### TASK INSTRUCTIONS
From the entries that follow, list every line in which the string "СПИСОК" appears.

[Start of GIVEN ENTRIES]

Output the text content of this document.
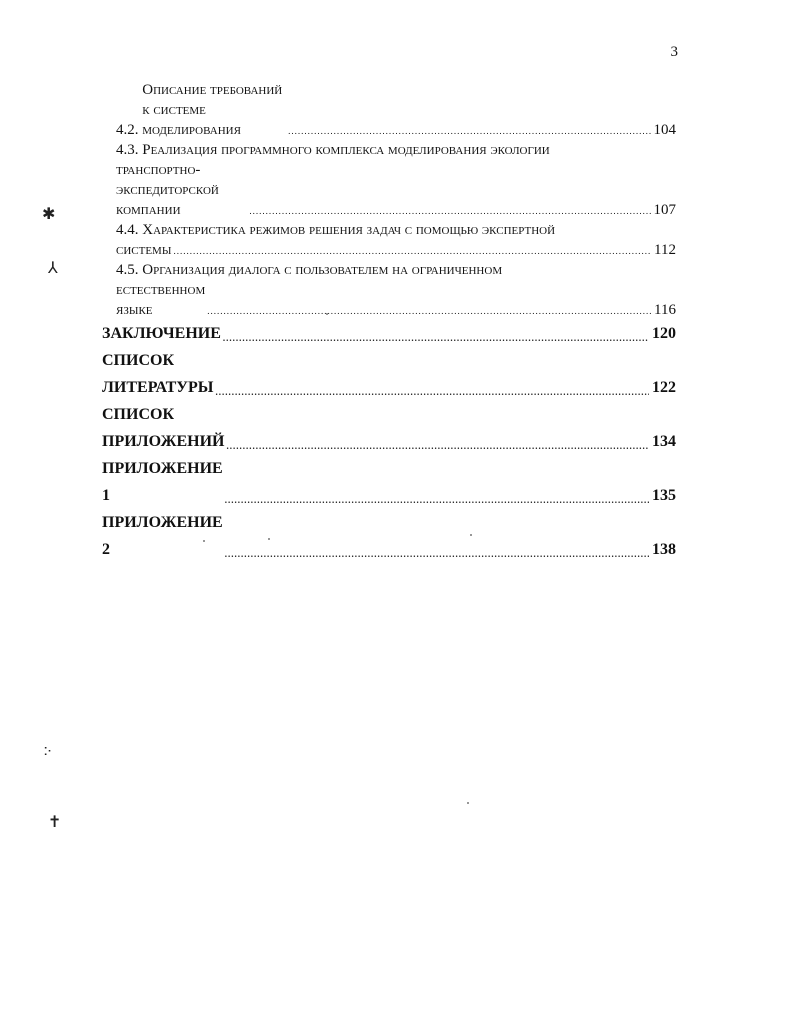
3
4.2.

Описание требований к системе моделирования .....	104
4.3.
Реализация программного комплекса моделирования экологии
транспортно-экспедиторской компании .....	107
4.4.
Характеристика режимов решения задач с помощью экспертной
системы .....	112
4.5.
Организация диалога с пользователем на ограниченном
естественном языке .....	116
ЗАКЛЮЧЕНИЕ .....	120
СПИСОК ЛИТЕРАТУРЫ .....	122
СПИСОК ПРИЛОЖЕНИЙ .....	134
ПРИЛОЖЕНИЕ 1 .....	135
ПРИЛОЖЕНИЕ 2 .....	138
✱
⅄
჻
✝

[End of GIVEN ENTRIES]

### THE RESULT
СПИСОК ЛИТЕРАТУРЫ .....	122
СПИСОК ПРИЛОЖЕНИЙ .....	134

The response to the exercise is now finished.